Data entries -
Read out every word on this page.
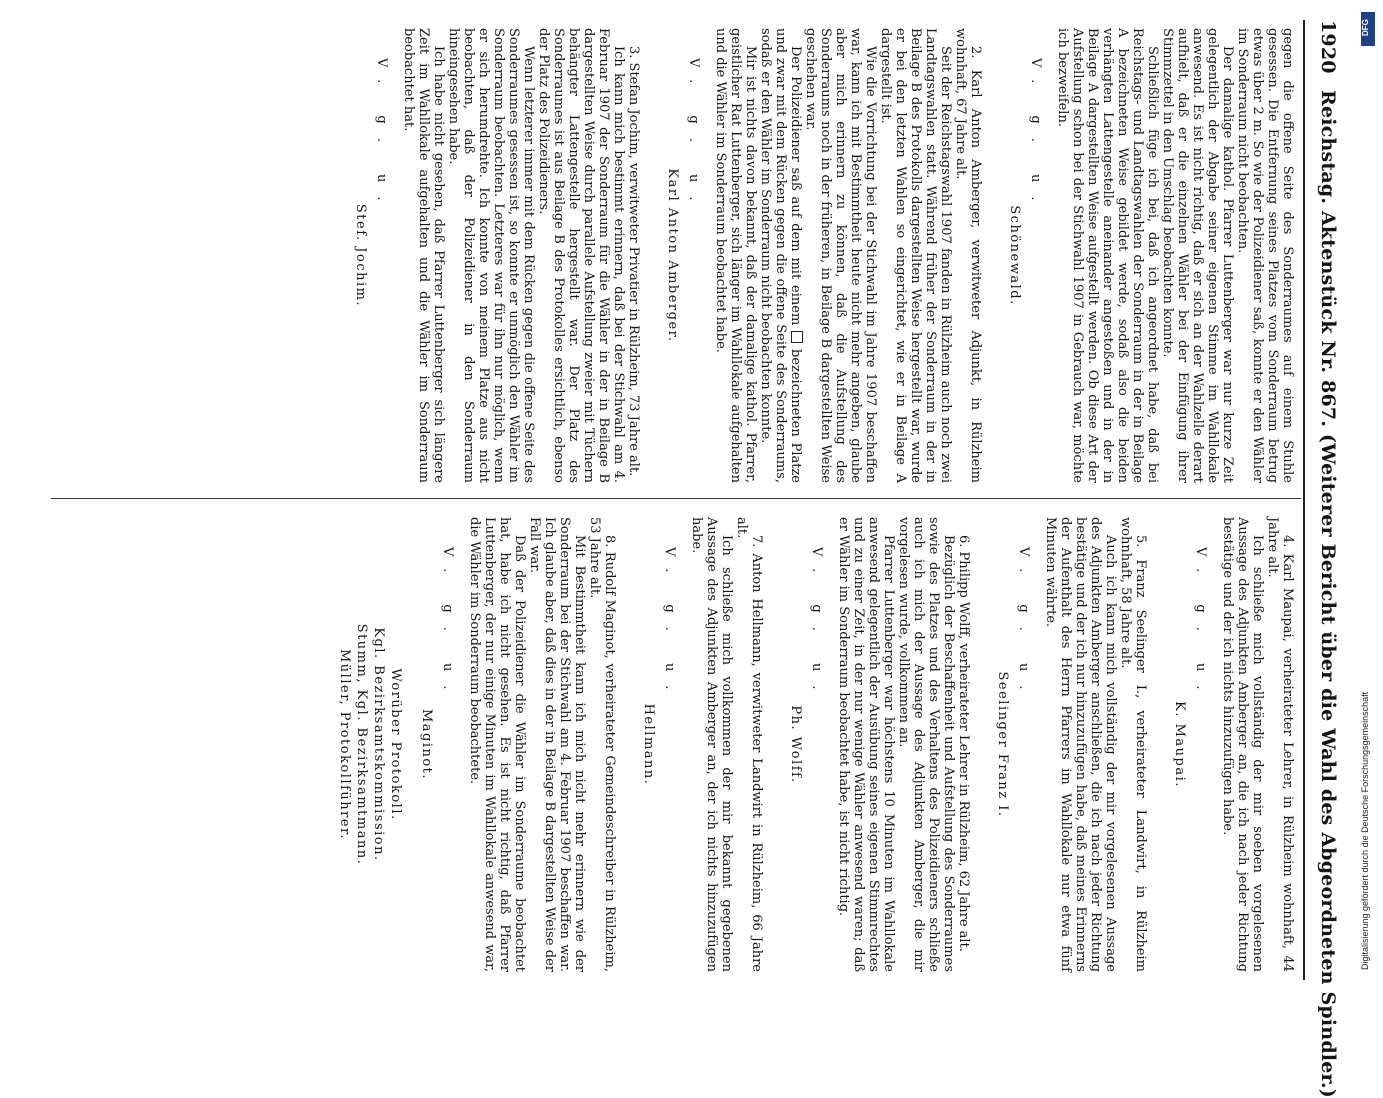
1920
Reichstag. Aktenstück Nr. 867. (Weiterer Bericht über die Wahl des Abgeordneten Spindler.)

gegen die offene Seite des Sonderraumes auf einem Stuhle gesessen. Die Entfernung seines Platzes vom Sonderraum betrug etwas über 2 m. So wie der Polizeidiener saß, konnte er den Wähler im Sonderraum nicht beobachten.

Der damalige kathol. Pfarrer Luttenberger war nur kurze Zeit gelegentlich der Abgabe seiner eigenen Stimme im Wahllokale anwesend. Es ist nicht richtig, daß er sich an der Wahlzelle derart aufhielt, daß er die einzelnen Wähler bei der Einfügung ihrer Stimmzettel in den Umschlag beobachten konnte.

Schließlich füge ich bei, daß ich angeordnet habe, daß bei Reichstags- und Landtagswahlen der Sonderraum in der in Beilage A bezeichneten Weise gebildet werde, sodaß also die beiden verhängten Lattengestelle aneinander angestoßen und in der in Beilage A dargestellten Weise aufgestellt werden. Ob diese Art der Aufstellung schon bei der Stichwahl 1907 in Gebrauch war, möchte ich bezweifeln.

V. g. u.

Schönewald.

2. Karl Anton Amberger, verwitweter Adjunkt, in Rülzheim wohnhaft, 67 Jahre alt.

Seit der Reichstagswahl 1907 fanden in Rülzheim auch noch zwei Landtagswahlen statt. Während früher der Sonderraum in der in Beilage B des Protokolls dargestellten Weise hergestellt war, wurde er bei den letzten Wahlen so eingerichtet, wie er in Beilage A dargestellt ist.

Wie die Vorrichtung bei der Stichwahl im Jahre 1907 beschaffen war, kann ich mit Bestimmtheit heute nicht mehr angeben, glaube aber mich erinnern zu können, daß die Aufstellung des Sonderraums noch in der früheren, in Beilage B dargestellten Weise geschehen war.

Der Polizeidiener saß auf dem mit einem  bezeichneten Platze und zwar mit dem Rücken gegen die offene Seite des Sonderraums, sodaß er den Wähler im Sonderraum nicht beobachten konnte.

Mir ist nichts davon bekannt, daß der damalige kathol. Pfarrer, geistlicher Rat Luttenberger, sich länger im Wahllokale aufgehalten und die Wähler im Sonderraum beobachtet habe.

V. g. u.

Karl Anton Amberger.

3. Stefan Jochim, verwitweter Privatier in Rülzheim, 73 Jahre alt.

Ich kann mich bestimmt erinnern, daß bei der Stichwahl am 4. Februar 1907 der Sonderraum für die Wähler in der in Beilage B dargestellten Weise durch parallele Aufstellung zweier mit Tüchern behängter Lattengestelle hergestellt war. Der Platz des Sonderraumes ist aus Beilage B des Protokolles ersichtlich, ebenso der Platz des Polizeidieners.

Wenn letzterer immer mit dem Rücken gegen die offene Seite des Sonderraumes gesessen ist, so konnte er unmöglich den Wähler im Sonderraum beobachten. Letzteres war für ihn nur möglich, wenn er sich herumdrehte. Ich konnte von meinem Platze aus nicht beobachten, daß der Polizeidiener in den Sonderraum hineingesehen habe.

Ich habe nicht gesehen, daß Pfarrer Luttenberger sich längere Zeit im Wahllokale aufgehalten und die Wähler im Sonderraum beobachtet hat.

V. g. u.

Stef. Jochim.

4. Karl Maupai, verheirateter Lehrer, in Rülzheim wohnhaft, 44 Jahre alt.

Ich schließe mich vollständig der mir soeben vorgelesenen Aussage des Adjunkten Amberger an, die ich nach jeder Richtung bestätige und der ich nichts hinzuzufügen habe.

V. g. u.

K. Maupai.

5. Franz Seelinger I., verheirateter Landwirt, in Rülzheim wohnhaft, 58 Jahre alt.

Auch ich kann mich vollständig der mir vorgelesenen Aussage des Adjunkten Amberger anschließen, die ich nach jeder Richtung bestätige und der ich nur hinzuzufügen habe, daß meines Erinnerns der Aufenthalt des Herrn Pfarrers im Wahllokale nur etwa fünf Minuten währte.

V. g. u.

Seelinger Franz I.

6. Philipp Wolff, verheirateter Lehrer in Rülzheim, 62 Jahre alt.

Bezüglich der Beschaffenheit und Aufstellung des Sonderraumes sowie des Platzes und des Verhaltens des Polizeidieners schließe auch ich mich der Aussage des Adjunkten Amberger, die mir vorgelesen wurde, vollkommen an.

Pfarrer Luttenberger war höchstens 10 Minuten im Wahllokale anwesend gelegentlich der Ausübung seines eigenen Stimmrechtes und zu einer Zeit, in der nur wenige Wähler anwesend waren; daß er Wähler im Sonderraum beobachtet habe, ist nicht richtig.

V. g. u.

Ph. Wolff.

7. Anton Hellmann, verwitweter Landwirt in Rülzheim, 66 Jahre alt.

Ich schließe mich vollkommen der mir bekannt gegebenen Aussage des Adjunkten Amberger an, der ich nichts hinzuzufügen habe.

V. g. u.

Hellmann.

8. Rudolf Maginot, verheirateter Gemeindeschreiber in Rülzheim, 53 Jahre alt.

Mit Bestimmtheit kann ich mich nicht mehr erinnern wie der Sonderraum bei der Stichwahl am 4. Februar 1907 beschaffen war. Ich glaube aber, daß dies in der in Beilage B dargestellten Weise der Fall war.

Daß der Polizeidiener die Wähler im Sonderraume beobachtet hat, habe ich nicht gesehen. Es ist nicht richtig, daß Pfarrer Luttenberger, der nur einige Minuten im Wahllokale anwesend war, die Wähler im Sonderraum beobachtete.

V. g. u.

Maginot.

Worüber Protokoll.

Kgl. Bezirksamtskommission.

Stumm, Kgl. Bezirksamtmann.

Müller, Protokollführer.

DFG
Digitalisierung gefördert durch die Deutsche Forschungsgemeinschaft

What you will do - Exclude the pictures and transcribe all of the entries exactly.

Answer for the task -
Read out every word on this page.
1920
Reichstag. Aktenstück Nr. 867. (Weiterer Bericht über die Wahl des Abgeordneten Spindler.)

gegen die offene Seite des Sonderraumes auf einem Stuhle gesessen. Die Entfernung seines Platzes vom Sonderraum betrug etwas über 2 m. So wie der Polizeidiener saß, konnte er den Wähler im Sonderraum nicht beobachten.

Der damalige kathol. Pfarrer Luttenberger war nur kurze Zeit gelegentlich der Abgabe seiner eigenen Stimme im Wahllokale anwesend. Es ist nicht richtig, daß er sich an der Wahlzelle derart aufhielt, daß er die einzelnen Wähler bei der Einfügung ihrer Stimmzettel in den Umschlag beobachten konnte.

Schließlich füge ich bei, daß ich angeordnet habe, daß bei Reichstags- und Landtagswahlen der Sonderraum in der in Beilage A bezeichneten Weise gebildet werde, sodaß also die beiden verhängten Lattengestelle aneinander angestoßen und in der in Beilage A dargestellten Weise aufgestellt werden. Ob diese Art der Aufstellung schon bei der Stichwahl 1907 in Gebrauch war, möchte ich bezweifeln.

V. g. u.

Schönewald.

2. Karl Anton Amberger, verwitweter Adjunkt, in Rülzheim wohnhaft, 67 Jahre alt.

Seit der Reichstagswahl 1907 fanden in Rülzheim auch noch zwei Landtagswahlen statt. Während früher der Sonderraum in der in Beilage B des Protokolls dargestellten Weise hergestellt war, wurde er bei den letzten Wahlen so eingerichtet, wie er in Beilage A dargestellt ist.

Wie die Vorrichtung bei der Stichwahl im Jahre 1907 beschaffen war, kann ich mit Bestimmtheit heute nicht mehr angeben, glaube aber mich erinnern zu können, daß die Aufstellung des Sonderraums noch in der früheren, in Beilage B dargestellten Weise geschehen war.

Der Polizeidiener saß auf dem mit einem  bezeichneten Platze und zwar mit dem Rücken gegen die offene Seite des Sonderraums, sodaß er den Wähler im Sonderraum nicht beobachten konnte.

Mir ist nichts davon bekannt, daß der damalige kathol. Pfarrer, geistlicher Rat Luttenberger, sich länger im Wahllokale aufgehalten und die Wähler im Sonderraum beobachtet habe.

V. g. u.

Karl Anton Amberger.

3. Stefan Jochim, verwitweter Privatier in Rülzheim, 73 Jahre alt.

Ich kann mich bestimmt erinnern, daß bei der Stichwahl am 4. Februar 1907 der Sonderraum für die Wähler in der in Beilage B dargestellten Weise durch parallele Aufstellung zweier mit Tüchern behängter Lattengestelle hergestellt war. Der Platz des Sonderraumes ist aus Beilage B des Protokolles ersichtlich, ebenso der Platz des Polizeidieners.

Wenn letzterer immer mit dem Rücken gegen die offene Seite des Sonderraumes gesessen ist, so konnte er unmöglich den Wähler im Sonderraum beobachten. Letzteres war für ihn nur möglich, wenn er sich herumdrehte. Ich konnte von meinem Platze aus nicht beobachten, daß der Polizeidiener in den Sonderraum hineingesehen habe.

Ich habe nicht gesehen, daß Pfarrer Luttenberger sich längere Zeit im Wahllokale aufgehalten und die Wähler im Sonderraum beobachtet hat.

V. g. u.

Stef. Jochim.

4. Karl Maupai, verheirateter Lehrer, in Rülzheim wohnhaft, 44 Jahre alt.

Ich schließe mich vollständig der mir soeben vorgelesenen Aussage des Adjunkten Amberger an, die ich nach jeder Richtung bestätige und der ich nichts hinzuzufügen habe.

V. g. u.

K. Maupai.

5. Franz Seelinger I., verheirateter Landwirt, in Rülzheim wohnhaft, 58 Jahre alt.

Auch ich kann mich vollständig der mir vorgelesenen Aussage des Adjunkten Amberger anschließen, die ich nach jeder Richtung bestätige und der ich nur hinzuzufügen habe, daß meines Erinnerns der Aufenthalt des Herrn Pfarrers im Wahllokale nur etwa fünf Minuten währte.

V. g. u.

Seelinger Franz I.

6. Philipp Wolff, verheirateter Lehrer in Rülzheim, 62 Jahre alt.

Bezüglich der Beschaffenheit und Aufstellung des Sonderraumes sowie des Platzes und des Verhaltens des Polizeidieners schließe auch ich mich der Aussage des Adjunkten Amberger, die mir vorgelesen wurde, vollkommen an.

Pfarrer Luttenberger war höchstens 10 Minuten im Wahllokale anwesend gelegentlich der Ausübung seines eigenen Stimmrechtes und zu einer Zeit, in der nur wenige Wähler anwesend waren; daß er Wähler im Sonderraum beobachtet habe, ist nicht richtig.

V. g. u.

Ph. Wolff.

7. Anton Hellmann, verwitweter Landwirt in Rülzheim, 66 Jahre alt.

Ich schließe mich vollkommen der mir bekannt gegebenen Aussage des Adjunkten Amberger an, der ich nichts hinzuzufügen habe.

V. g. u.

Hellmann.

8. Rudolf Maginot, verheirateter Gemeindeschreiber in Rülzheim, 53 Jahre alt.

Mit Bestimmtheit kann ich mich nicht mehr erinnern wie der Sonderraum bei der Stichwahl am 4. Februar 1907 beschaffen war. Ich glaube aber, daß dies in der in Beilage B dargestellten Weise der Fall war.

Daß der Polizeidiener die Wähler im Sonderraume beobachtet hat, habe ich nicht gesehen. Es ist nicht richtig, daß Pfarrer Luttenberger, der nur einige Minuten im Wahllokale anwesend war, die Wähler im Sonderraum beobachtete.

V. g. u.

Maginot.

Worüber Protokoll.

Kgl. Bezirksamtskommission.

Stumm, Kgl. Bezirksamtmann.

Müller, Protokollführer.

DFG
Digitalisierung gefördert durch die Deutsche Forschungsgemeinschaft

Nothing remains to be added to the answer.